**Jobs**
a: In the mailing list thread, rewrite the paragraph beginning "For the filtering capabilities" as a shorter version that keeps its main facts.
b: Put this sentence from the mailing list thread into Spanish: "In SàT we use it to look for items corresponding to an atom category."
c: Reproduce the part of the mailing list thread between "- other XEPs" and "an additional XEP.", inclusive.

Re: [Standards] XEP-0313: why it is *really* not a good idea to use MAM with Pubsub

2016-02-04 Thread Goffi
Le mercredi 3 février 2016, 10:47:45 Stephen Paul Weber a écrit :
> > But I have to say that MAM is really badly adapted to PubSub
> 
> I'm curious why one would *want* to use MAM with PubSub, since PubSub
> already specifies a way of storing and fetching items?


For the filtering capabilities (i.e. searching in a pubsub node). In SàT we use 
it to look for items corresponding to an atom category.

Actually we have talked about that in the summit, and MAM could do it because:

- the MUST in  "The archive results MUST be sorted in chronological 
order" can be changed if an other XEP says so

- other XEPs could probably change the search on several nodes or this kind of 
points I have raised.

I'm still concerned about the overhead with putting everything is message, 
even if the stanza size issue raised by Kev is a good point. But this is maybe 
fixable also with an additional XEP.

++
Goffi
___
Standards mailing list
Info: http://mail.jabber.org/mailman/listinfo/standards
Unsubscribe: standards-unsubscr...@xmpp.org
___


Re: [Standards] XEP-0313: why it is *really* not a good idea to use MAM with Pubsub

2016-01-27 Thread Goffi
Hi Kev,

thanks for your answer, I put a few notes here so we can talk about it if 
needed tomorrow.

Le dimanche 24 janvier 2016, 17:25:44 Kevin Smith a écrit :
> On 6 Jan 2016, at 11:08, Goffi  wrote:
> > - All items a returned in separate  stanza, wrapped in a
> >  element, one item per stanza. This both is a waste of
> > bandwidth and make the task more difficult for the client as it must
> > track each  and the  result to known when a page has been
> > received. A simple  query like for a PubSub items retrieval would be
> > much more better.

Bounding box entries
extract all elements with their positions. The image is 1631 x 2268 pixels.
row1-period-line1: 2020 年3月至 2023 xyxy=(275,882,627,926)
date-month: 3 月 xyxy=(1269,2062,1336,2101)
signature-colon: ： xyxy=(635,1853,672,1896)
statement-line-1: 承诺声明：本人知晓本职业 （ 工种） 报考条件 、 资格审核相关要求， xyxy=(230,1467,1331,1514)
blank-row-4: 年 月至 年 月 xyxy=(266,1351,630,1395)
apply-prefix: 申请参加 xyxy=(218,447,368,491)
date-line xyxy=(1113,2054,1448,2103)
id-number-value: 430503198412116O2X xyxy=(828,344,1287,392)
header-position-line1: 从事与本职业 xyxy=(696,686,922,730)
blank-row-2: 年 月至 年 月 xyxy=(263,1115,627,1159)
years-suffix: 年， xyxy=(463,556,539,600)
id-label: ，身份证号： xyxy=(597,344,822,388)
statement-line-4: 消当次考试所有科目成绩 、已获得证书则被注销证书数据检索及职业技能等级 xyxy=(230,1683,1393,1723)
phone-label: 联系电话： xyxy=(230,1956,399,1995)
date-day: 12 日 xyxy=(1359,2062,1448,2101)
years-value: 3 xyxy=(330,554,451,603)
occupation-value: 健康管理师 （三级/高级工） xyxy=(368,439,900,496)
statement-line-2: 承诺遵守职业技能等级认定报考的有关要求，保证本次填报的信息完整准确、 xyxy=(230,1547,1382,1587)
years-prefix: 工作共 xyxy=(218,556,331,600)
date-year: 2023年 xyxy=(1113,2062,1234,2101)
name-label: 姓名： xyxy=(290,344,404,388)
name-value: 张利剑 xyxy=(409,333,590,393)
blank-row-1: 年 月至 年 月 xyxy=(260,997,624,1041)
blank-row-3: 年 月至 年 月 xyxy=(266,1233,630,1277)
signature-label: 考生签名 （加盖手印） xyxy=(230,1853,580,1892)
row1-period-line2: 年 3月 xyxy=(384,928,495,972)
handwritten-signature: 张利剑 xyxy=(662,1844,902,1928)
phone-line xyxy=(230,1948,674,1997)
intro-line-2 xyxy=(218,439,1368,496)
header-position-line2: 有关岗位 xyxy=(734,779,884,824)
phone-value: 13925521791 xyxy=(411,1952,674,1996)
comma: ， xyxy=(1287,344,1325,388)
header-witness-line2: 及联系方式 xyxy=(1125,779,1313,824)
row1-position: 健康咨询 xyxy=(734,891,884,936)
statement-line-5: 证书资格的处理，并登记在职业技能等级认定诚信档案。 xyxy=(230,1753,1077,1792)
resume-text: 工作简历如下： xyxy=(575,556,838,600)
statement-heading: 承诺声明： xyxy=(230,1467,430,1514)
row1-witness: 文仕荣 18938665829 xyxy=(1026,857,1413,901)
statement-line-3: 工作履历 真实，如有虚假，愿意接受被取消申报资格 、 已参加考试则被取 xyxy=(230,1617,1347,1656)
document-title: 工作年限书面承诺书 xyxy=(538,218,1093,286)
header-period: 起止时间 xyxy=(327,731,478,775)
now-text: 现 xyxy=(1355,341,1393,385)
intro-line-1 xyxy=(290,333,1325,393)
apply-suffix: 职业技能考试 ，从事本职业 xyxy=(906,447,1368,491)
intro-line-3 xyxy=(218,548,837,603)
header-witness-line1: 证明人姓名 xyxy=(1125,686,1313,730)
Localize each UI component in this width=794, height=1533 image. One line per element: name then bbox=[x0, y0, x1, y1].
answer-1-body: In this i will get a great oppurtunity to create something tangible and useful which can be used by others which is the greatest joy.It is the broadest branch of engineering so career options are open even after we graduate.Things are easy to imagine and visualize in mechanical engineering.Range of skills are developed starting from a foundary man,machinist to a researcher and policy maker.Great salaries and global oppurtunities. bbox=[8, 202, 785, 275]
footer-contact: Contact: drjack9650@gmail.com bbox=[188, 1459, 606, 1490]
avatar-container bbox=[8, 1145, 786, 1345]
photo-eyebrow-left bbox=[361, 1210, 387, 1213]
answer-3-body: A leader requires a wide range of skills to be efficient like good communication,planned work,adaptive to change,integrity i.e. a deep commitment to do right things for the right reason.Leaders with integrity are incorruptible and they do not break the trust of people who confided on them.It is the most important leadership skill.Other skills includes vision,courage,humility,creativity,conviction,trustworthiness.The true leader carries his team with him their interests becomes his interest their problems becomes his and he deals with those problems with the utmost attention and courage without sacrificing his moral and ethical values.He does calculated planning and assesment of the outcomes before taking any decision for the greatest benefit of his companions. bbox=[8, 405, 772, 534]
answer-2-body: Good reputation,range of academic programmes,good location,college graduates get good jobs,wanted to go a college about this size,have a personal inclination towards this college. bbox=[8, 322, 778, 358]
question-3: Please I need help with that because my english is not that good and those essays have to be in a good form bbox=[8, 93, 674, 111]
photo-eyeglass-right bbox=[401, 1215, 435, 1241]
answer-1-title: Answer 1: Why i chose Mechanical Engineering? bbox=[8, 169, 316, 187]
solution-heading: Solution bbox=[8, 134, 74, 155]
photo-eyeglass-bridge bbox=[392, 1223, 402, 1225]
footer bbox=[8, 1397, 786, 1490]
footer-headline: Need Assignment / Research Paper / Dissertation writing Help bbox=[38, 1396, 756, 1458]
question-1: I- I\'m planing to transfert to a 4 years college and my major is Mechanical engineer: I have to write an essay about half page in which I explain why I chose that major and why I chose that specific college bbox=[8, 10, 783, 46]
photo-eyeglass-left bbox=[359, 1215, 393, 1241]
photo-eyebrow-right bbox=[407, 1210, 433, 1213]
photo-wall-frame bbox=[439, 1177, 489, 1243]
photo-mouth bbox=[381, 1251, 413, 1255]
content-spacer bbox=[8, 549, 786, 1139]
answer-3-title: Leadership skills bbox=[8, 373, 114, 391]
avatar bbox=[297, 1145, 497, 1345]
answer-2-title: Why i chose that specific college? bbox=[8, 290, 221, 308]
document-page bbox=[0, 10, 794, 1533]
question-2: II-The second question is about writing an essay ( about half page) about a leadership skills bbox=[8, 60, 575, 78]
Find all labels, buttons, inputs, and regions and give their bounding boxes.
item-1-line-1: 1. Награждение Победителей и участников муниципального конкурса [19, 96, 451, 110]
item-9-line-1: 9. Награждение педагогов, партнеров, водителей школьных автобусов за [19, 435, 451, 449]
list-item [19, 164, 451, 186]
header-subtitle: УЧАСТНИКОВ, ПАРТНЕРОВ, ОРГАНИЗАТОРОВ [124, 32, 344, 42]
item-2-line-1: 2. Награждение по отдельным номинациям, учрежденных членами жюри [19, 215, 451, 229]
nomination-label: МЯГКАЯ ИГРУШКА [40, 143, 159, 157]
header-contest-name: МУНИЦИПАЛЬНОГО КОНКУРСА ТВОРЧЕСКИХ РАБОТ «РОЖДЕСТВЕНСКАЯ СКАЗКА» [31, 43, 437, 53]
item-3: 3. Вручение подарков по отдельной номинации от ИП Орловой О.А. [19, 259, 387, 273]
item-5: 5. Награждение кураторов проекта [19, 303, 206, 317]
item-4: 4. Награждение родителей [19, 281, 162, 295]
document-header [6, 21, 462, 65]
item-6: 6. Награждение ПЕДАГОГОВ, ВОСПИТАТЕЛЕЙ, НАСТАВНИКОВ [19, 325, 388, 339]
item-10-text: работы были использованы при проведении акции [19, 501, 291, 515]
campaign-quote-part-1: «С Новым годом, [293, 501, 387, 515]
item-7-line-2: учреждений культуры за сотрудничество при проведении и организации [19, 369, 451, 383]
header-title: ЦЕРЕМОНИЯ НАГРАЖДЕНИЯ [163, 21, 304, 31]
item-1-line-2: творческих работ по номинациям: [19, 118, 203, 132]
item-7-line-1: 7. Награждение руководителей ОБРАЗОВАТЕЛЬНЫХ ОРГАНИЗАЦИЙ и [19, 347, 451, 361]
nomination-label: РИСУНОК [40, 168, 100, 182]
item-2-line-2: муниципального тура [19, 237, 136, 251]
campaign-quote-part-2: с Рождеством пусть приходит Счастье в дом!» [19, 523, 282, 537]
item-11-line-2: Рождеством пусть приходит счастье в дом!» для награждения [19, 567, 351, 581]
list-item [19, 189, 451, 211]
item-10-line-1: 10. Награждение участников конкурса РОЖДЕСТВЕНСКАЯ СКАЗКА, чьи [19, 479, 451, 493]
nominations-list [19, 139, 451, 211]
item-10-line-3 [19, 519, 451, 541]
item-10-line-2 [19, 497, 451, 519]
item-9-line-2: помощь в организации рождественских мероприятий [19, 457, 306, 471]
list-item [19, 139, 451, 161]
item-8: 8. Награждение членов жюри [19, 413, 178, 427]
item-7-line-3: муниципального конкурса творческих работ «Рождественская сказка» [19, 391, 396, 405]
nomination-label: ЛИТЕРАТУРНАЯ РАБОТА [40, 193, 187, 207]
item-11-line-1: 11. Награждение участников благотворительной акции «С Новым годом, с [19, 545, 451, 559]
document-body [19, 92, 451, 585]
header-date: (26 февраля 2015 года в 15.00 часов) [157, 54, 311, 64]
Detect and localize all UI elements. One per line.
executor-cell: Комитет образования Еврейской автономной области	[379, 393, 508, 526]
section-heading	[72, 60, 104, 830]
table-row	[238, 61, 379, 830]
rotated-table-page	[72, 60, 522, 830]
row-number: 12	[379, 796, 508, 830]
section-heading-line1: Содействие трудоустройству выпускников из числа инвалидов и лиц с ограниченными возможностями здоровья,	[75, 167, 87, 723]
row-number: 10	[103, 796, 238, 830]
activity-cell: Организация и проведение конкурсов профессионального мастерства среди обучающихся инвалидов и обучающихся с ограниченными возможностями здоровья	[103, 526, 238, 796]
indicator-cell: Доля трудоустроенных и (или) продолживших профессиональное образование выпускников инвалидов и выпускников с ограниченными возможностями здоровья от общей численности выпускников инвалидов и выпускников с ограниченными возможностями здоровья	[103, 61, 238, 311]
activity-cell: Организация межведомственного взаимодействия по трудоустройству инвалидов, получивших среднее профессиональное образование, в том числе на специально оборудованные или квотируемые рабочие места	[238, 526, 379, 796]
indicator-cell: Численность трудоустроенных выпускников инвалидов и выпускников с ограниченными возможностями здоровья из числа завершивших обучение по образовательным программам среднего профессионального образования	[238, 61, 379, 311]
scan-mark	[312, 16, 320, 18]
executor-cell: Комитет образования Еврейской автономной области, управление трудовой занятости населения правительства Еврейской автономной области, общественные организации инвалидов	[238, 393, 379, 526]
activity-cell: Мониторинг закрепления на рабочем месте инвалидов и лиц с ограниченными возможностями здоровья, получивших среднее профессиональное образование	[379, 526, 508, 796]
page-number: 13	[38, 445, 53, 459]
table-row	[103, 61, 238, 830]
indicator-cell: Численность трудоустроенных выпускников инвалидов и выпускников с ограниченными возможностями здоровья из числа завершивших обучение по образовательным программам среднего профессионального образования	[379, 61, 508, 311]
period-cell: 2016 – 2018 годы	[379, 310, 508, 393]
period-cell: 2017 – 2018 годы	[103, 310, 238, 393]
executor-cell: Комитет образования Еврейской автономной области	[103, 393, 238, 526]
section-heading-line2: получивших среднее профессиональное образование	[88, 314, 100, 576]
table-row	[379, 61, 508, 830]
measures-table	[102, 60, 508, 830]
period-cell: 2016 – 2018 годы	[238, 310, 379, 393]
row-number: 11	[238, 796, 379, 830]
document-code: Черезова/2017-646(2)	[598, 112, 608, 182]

**Answers**
a: MAM is used with PubSub for filtering, meaning searching within a pubsub node; SàT uses it to find items matching an atom category.

b: En SàT lo usamos para buscar elementos que correspondan a una categoría atom.

c:
- other XEPs could probably change the search on several nodes or this kind of 
points I have raised.

I'm still concerned about the overhead with putting everything is message, 
even if the stanza size issue raised by Kev is a good point. But this is maybe 
fixable also with an additional XEP.